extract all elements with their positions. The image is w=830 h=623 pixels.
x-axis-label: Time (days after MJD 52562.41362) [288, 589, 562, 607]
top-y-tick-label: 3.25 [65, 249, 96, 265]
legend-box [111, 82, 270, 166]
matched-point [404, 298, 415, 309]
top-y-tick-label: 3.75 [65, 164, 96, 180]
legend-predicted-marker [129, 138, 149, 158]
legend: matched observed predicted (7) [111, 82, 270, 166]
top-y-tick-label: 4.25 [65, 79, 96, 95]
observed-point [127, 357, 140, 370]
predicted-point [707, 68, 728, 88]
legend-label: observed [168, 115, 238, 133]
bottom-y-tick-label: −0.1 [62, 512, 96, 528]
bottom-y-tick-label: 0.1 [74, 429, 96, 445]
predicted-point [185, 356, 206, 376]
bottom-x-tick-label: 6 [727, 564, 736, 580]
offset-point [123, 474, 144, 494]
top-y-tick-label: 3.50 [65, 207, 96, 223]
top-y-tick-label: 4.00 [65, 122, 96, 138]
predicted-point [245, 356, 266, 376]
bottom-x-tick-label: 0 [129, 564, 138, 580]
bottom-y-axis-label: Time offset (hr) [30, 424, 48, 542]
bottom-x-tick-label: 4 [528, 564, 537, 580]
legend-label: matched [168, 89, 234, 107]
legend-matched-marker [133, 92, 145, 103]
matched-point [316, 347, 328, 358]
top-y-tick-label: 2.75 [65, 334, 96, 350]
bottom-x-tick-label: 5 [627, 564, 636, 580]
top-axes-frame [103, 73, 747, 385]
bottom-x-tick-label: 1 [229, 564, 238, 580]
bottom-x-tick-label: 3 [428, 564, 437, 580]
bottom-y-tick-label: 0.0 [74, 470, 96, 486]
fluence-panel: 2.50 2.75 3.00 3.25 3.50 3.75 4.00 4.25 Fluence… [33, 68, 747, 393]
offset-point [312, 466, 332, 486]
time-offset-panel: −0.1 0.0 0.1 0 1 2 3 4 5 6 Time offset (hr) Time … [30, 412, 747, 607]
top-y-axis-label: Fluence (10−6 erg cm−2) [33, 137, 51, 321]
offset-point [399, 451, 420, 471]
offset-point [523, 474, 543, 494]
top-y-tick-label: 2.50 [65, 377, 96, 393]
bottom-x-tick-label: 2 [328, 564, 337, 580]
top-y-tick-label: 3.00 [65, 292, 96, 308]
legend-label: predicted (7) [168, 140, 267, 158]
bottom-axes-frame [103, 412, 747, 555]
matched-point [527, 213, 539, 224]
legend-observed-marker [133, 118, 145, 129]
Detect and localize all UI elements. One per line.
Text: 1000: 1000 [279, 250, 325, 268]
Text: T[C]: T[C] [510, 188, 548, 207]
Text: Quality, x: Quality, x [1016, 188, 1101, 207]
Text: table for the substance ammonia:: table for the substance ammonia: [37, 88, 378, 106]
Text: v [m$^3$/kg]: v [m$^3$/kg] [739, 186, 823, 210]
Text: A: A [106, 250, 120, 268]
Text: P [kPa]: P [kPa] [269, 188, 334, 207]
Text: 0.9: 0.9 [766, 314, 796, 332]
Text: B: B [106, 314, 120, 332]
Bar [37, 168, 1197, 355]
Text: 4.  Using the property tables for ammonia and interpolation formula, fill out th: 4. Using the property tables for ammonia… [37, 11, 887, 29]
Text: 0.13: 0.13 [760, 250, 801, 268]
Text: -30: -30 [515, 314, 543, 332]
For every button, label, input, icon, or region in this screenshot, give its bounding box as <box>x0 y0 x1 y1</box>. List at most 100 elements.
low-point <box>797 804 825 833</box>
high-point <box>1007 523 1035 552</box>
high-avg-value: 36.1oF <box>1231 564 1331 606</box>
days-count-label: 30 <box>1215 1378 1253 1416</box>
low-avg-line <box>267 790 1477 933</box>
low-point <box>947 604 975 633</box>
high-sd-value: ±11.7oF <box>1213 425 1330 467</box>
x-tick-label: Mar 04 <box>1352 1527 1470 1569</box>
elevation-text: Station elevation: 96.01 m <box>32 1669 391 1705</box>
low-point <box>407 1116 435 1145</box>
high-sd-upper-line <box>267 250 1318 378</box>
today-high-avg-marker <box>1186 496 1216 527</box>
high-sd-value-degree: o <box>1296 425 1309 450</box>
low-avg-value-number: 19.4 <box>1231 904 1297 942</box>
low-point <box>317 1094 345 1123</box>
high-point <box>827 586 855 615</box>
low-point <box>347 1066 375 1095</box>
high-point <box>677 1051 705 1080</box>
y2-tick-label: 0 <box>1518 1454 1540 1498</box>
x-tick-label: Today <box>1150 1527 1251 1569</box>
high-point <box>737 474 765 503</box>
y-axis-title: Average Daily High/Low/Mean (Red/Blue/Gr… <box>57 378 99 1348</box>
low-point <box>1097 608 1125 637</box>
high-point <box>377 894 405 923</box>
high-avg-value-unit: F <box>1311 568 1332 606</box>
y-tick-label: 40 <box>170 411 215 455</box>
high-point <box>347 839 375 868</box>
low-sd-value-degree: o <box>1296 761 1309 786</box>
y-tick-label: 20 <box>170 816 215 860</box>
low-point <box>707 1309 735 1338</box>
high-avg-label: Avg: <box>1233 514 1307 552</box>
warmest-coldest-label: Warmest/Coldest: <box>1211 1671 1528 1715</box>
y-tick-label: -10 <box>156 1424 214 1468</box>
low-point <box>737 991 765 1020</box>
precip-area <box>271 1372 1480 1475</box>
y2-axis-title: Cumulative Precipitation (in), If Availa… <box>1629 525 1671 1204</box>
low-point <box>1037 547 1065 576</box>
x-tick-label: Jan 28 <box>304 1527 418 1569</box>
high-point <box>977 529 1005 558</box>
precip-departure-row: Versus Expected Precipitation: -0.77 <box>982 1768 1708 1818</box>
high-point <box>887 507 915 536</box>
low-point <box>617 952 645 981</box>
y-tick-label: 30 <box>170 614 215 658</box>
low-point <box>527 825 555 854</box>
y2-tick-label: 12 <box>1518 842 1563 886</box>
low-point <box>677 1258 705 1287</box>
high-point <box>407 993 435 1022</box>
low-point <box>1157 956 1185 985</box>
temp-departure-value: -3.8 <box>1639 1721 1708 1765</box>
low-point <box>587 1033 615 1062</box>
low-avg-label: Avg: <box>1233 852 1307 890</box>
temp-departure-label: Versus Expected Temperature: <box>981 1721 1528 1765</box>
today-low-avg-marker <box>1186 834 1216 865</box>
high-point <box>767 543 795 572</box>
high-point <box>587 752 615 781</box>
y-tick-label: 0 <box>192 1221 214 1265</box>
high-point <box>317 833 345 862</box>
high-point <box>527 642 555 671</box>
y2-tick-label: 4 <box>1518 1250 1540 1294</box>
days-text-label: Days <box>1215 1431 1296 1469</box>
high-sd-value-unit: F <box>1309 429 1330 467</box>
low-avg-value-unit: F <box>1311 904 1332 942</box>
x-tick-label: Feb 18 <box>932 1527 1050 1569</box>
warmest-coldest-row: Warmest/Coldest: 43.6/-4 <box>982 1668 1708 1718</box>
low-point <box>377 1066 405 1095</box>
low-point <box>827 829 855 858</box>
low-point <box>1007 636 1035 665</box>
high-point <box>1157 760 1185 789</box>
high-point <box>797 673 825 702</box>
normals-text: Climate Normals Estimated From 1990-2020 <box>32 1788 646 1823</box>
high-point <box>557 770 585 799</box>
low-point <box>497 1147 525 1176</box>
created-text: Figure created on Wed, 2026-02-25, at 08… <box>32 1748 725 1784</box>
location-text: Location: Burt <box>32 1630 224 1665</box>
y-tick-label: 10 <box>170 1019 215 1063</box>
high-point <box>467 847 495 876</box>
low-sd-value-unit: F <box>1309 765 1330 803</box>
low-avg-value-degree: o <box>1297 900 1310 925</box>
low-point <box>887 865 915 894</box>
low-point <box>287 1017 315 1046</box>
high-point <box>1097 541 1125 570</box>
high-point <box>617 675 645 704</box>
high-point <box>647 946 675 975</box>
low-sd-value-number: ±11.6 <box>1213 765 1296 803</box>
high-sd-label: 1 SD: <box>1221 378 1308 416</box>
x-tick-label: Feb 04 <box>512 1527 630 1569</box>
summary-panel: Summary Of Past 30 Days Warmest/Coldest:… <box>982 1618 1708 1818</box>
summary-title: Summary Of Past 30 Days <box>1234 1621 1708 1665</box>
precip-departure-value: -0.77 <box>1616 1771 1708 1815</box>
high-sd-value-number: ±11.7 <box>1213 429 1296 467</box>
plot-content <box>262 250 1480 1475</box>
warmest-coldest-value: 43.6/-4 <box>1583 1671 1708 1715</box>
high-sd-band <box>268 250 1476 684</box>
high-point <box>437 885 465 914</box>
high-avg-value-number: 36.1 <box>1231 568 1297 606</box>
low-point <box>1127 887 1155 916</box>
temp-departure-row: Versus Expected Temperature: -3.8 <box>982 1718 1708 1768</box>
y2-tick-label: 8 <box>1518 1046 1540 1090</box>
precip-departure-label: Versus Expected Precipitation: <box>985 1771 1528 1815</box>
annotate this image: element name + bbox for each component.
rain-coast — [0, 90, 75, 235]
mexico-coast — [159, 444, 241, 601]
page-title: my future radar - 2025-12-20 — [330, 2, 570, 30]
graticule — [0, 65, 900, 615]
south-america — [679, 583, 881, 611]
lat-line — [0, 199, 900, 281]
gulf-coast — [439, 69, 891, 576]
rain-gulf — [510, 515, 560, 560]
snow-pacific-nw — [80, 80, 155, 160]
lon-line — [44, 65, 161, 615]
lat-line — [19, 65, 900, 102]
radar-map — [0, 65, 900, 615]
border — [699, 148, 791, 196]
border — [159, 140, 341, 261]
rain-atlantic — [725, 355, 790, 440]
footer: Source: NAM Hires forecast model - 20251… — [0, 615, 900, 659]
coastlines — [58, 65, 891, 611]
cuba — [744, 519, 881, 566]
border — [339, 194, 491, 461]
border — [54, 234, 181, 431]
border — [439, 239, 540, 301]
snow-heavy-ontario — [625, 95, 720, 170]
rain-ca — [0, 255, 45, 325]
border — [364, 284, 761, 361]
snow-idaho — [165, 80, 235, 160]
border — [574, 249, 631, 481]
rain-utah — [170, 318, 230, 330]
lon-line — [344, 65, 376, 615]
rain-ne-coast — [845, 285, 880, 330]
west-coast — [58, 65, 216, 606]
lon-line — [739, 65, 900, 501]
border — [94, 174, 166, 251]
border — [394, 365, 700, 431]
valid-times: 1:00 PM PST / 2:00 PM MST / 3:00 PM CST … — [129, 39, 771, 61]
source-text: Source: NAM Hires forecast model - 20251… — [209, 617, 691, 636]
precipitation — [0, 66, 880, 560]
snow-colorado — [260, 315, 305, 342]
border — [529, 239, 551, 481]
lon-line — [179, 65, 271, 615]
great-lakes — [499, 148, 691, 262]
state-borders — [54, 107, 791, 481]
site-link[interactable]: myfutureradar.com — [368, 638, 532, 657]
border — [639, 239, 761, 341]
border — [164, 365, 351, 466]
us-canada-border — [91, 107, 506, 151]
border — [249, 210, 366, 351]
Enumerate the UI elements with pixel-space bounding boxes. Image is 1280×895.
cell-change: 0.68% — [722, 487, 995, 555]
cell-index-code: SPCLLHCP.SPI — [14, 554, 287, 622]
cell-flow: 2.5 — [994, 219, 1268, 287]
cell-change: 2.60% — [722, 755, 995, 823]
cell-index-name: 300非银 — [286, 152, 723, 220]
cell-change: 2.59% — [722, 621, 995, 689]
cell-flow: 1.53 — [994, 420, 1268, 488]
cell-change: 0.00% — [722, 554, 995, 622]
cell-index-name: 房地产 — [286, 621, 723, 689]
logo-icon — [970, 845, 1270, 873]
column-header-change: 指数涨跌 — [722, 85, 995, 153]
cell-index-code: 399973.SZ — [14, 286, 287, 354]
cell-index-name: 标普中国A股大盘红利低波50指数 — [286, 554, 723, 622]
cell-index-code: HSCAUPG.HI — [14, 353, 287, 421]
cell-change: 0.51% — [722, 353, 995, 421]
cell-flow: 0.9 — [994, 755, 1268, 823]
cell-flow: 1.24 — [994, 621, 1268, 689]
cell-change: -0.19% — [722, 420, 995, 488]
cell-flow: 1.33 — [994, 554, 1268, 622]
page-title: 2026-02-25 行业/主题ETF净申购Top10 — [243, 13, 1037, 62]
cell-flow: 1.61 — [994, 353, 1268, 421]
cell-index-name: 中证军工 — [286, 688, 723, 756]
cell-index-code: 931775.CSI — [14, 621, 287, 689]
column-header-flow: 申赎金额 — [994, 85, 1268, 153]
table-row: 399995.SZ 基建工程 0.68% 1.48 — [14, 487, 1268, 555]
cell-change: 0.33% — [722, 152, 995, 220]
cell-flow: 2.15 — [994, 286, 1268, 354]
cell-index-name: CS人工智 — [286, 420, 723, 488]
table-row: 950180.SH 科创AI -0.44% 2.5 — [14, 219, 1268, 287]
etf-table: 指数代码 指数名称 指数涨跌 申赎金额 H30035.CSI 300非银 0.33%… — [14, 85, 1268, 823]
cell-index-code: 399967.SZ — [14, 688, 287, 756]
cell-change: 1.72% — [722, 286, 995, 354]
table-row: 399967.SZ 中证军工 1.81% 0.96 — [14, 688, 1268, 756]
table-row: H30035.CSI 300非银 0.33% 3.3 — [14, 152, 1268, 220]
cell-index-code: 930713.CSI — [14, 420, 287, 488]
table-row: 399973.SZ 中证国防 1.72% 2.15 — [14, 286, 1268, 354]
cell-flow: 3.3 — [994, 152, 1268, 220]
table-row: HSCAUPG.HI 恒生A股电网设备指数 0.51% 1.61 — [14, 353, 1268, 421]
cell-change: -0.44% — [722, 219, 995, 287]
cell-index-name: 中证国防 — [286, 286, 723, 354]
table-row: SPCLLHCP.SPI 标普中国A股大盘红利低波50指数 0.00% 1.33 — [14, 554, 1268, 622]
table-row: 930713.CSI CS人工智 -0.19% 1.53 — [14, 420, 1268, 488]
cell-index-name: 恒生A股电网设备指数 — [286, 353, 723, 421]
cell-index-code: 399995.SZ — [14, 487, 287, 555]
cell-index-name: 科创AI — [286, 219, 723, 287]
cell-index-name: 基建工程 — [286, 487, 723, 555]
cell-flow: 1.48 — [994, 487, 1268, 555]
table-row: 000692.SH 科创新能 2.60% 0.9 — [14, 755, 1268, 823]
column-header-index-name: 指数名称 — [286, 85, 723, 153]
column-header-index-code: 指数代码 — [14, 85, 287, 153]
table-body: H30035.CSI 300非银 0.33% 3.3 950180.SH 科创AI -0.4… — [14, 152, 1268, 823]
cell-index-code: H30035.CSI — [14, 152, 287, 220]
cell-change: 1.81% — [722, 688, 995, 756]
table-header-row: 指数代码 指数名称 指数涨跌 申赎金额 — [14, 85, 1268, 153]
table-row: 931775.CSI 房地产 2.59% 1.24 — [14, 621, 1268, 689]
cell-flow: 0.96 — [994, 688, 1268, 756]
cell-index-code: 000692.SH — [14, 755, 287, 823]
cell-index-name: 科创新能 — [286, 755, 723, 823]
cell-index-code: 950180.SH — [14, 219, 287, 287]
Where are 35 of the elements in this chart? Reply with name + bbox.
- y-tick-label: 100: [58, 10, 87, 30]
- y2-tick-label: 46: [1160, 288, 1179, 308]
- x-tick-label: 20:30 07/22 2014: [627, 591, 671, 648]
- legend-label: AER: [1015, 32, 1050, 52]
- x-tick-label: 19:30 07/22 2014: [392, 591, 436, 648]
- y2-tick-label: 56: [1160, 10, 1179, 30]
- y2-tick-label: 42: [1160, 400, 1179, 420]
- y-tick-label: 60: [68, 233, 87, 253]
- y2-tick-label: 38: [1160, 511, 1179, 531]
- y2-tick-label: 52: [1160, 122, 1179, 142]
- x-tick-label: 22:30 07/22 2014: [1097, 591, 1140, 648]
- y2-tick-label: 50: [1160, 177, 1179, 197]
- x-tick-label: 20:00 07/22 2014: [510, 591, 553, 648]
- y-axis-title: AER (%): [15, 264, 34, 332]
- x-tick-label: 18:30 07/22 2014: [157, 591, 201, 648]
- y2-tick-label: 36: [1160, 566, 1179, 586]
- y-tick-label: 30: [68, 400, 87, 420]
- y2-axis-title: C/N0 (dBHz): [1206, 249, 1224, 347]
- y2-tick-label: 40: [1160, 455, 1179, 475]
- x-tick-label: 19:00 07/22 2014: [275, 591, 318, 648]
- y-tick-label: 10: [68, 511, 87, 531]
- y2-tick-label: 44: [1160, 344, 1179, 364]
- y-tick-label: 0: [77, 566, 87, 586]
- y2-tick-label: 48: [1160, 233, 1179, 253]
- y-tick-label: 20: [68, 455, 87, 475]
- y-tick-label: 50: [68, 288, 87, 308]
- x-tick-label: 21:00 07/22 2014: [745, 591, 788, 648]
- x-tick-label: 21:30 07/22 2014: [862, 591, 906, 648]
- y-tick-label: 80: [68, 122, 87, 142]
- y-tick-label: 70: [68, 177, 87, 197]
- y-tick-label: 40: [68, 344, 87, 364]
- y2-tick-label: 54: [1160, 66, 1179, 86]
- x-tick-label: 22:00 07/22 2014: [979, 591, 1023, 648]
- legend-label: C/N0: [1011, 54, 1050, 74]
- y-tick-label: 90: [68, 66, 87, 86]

WHAT IS EXPECTED: Reproduce the material verbatim from its first line through the line containing "Text: table for", including both of those lines.

ANSWER IN FULL:
extract all elements with their positions. The image is w=830 h=623 pixels.
x-axis-label: Time (days after MJD 52562.41362) [288, 589, 562, 607]
top-y-tick-label: 3.25 [65, 249, 96, 265]
legend-box [111, 82, 270, 166]
matched-point [404, 298, 415, 309]
top-y-tick-label: 3.75 [65, 164, 96, 180]
legend-predicted-marker [129, 138, 149, 158]
legend: matched observed predicted (7) [111, 82, 270, 166]
top-y-tick-label: 4.25 [65, 79, 96, 95]
observed-point [127, 357, 140, 370]
predicted-point [707, 68, 728, 88]
legend-label: observed [168, 115, 238, 133]
bottom-y-tick-label: −0.1 [62, 512, 96, 528]
bottom-y-tick-label: 0.1 [74, 429, 96, 445]
predicted-point [185, 356, 206, 376]
bottom-x-tick-label: 6 [727, 564, 736, 580]
offset-point [123, 474, 144, 494]
top-y-tick-label: 3.50 [65, 207, 96, 223]
top-y-tick-label: 4.00 [65, 122, 96, 138]
predicted-point [245, 356, 266, 376]
bottom-x-tick-label: 0 [129, 564, 138, 580]
bottom-y-axis-label: Time offset (hr) [30, 424, 48, 542]
bottom-x-tick-label: 4 [528, 564, 537, 580]
legend-label: matched [168, 89, 234, 107]
legend-matched-marker [133, 92, 145, 103]
matched-point [316, 347, 328, 358]
top-y-tick-label: 2.75 [65, 334, 96, 350]
bottom-x-tick-label: 5 [627, 564, 636, 580]
top-axes-frame [103, 73, 747, 385]
bottom-x-tick-label: 1 [229, 564, 238, 580]
bottom-x-tick-label: 3 [428, 564, 437, 580]
bottom-y-tick-label: 0.0 [74, 470, 96, 486]
fluence-panel: 2.50 2.75 3.00 3.25 3.50 3.75 4.00 4.25 Fluence… [33, 68, 747, 393]
offset-point [312, 466, 332, 486]
time-offset-panel: −0.1 0.0 0.1 0 1 2 3 4 5 6 Time offset (hr) Time … [30, 412, 747, 607]
top-y-axis-label: Fluence (10−6 erg cm−2) [33, 137, 51, 321]
offset-point [399, 451, 420, 471]
offset-point [523, 474, 543, 494]
top-y-tick-label: 2.50 [65, 377, 96, 393]
bottom-x-tick-label: 2 [328, 564, 337, 580]
top-y-tick-label: 3.00 [65, 292, 96, 308]
legend-label: predicted (7) [168, 140, 267, 158]
bottom-axes-frame [103, 412, 747, 555]
matched-point [527, 213, 539, 224]
legend-observed-marker [133, 118, 145, 129]
Detect and localize all UI elements. One per line.
Text: 1000: 1000 [279, 250, 325, 268]
Text: T[C]: T[C] [510, 188, 548, 207]
Text: Quality, x: Quality, x [1016, 188, 1101, 207]
Text: table for the substance ammonia:: table for the substance ammonia: [37, 88, 378, 106]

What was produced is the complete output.